>> BEGIN
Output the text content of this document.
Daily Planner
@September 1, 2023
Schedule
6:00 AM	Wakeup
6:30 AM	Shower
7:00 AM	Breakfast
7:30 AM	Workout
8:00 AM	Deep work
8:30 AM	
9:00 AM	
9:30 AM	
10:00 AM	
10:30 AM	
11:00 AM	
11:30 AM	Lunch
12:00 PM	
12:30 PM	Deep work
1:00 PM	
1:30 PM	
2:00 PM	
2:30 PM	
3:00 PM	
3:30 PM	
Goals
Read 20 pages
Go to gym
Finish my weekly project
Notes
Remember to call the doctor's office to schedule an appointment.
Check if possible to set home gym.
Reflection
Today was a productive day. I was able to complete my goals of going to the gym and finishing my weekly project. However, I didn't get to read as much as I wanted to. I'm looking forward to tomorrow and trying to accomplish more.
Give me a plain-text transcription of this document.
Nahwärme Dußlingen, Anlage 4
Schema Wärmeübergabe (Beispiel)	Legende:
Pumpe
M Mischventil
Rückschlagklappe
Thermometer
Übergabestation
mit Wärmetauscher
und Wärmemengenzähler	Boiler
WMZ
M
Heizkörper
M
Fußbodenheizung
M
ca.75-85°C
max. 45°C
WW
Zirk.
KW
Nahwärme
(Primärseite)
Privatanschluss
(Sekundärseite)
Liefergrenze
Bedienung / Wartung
>> END
> [Your instructions]:
Reproduce all of the material above word for word.

> [The reply]:
Output the text content of this document.
Daily Planner
@September 1, 2023
Schedule
6:00 AM	Wakeup
6:30 AM	Shower
7:00 AM	Breakfast
7:30 AM	Workout
8:00 AM	Deep work
8:30 AM	
9:00 AM	
9:30 AM	
10:00 AM	
10:30 AM	
11:00 AM	
11:30 AM	Lunch
12:00 PM	
12:30 PM	Deep work
1:00 PM	
1:30 PM	
2:00 PM	
2:30 PM	
3:00 PM	
3:30 PM	
Goals
Read 20 pages
Go to gym
Finish my weekly project
Notes
Remember to call the doctor's office to schedule an appointment.
Check if possible to set home gym.
Reflection
Today was a productive day. I was able to complete my goals of going to the gym and finishing my weekly project. However, I didn't get to read as much as I wanted to. I'm looking forward to tomorrow and trying to accomplish more.
Give me a plain-text transcription of this document.
Nahwärme Dußlingen, Anlage 4
Schema Wärmeübergabe (Beispiel)	Legende:
Pumpe
M Mischventil
Rückschlagklappe
Thermometer
Übergabestation
mit Wärmetauscher
und Wärmemengenzähler	Boiler
WMZ
M
Heizkörper
M
Fußbodenheizung
M
ca.75-85°C
max. 45°C
WW
Zirk.
KW
Nahwärme
(Primärseite)
Privatanschluss
(Sekundärseite)
Liefergrenze
Bedienung / Wartung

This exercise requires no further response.